**YOUR TASK:** Reproduce each line below without any alteration.

**RECORDED INFORMATION:**

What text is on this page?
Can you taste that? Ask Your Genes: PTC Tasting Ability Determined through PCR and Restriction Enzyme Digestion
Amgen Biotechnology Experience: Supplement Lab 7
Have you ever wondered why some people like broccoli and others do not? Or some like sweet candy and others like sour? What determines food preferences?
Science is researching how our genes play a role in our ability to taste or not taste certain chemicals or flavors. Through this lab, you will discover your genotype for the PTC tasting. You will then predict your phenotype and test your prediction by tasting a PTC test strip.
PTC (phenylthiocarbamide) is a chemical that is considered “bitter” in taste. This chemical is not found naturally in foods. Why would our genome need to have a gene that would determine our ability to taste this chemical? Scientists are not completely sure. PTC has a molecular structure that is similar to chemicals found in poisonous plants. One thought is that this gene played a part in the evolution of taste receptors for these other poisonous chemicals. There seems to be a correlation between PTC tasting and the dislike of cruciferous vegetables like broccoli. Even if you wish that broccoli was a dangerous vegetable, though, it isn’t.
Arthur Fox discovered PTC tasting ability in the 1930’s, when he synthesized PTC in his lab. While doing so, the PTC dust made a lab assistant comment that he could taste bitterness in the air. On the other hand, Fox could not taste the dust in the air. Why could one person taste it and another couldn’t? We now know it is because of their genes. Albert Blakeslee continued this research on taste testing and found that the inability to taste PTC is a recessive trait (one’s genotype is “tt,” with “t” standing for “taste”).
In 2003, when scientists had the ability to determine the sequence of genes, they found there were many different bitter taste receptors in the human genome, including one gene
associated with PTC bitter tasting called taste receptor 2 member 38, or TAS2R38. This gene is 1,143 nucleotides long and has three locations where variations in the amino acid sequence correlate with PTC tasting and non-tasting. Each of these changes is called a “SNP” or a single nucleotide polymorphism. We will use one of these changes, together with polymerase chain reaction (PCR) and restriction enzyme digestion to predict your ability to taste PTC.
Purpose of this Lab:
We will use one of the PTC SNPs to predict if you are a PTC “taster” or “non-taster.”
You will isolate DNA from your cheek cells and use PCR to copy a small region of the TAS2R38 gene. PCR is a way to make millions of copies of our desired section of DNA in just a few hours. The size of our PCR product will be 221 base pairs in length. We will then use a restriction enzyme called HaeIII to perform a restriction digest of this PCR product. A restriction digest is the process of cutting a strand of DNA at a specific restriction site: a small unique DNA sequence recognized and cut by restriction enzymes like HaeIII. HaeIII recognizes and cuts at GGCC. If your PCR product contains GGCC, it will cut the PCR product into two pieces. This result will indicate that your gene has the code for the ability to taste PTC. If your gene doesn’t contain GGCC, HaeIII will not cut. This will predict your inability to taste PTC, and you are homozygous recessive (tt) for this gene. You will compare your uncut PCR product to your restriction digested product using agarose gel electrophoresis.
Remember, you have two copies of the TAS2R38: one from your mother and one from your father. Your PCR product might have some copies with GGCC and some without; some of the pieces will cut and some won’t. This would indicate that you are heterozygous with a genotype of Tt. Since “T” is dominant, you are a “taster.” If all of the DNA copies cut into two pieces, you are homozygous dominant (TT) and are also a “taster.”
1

**ANSWER TO THE PROBLEM:**
What text is on this page?
Can you taste that? Ask Your Genes: PTC Tasting Ability Determined through PCR and Restriction Enzyme Digestion
Amgen Biotechnology Experience: Supplement Lab 7
Have you ever wondered why some people like broccoli and others do not? Or some like sweet candy and others like sour? What determines food preferences?
Science is researching how our genes play a role in our ability to taste or not taste certain chemicals or flavors. Through this lab, you will discover your genotype for the PTC tasting. You will then predict your phenotype and test your prediction by tasting a PTC test strip.
PTC (phenylthiocarbamide) is a chemical that is considered “bitter” in taste. This chemical is not found naturally in foods. Why would our genome need to have a gene that would determine our ability to taste this chemical? Scientists are not completely sure. PTC has a molecular structure that is similar to chemicals found in poisonous plants. One thought is that this gene played a part in the evolution of taste receptors for these other poisonous chemicals. There seems to be a correlation between PTC tasting and the dislike of cruciferous vegetables like broccoli. Even if you wish that broccoli was a dangerous vegetable, though, it isn’t.
Arthur Fox discovered PTC tasting ability in the 1930’s, when he synthesized PTC in his lab. While doing so, the PTC dust made a lab assistant comment that he could taste bitterness in the air. On the other hand, Fox could not taste the dust in the air. Why could one person taste it and another couldn’t? We now know it is because of their genes. Albert Blakeslee continued this research on taste testing and found that the inability to taste PTC is a recessive trait (one’s genotype is “tt,” with “t” standing for “taste”).
In 2003, when scientists had the ability to determine the sequence of genes, they found there were many different bitter taste receptors in the human genome, including one gene
associated with PTC bitter tasting called taste receptor 2 member 38, or TAS2R38. This gene is 1,143 nucleotides long and has three locations where variations in the amino acid sequence correlate with PTC tasting and non-tasting. Each of these changes is called a “SNP” or a single nucleotide polymorphism. We will use one of these changes, together with polymerase chain reaction (PCR) and restriction enzyme digestion to predict your ability to taste PTC.
Purpose of this Lab:
We will use one of the PTC SNPs to predict if you are a PTC “taster” or “non-taster.”
You will isolate DNA from your cheek cells and use PCR to copy a small region of the TAS2R38 gene. PCR is a way to make millions of copies of our desired section of DNA in just a few hours. The size of our PCR product will be 221 base pairs in length. We will then use a restriction enzyme called HaeIII to perform a restriction digest of this PCR product. A restriction digest is the process of cutting a strand of DNA at a specific restriction site: a small unique DNA sequence recognized and cut by restriction enzymes like HaeIII. HaeIII recognizes and cuts at GGCC. If your PCR product contains GGCC, it will cut the PCR product into two pieces. This result will indicate that your gene has the code for the ability to taste PTC. If your gene doesn’t contain GGCC, HaeIII will not cut. This will predict your inability to taste PTC, and you are homozygous recessive (tt) for this gene. You will compare your uncut PCR product to your restriction digested product using agarose gel electrophoresis.
Remember, you have two copies of the TAS2R38: one from your mother and one from your father. Your PCR product might have some copies with GGCC and some without; some of the pieces will cut and some won’t. This would indicate that you are heterozygous with a genotype of Tt. Since “T” is dominant, you are a “taster.” If all of the DNA copies cut into two pieces, you are homozygous dominant (TT) and are also a “taster.”
1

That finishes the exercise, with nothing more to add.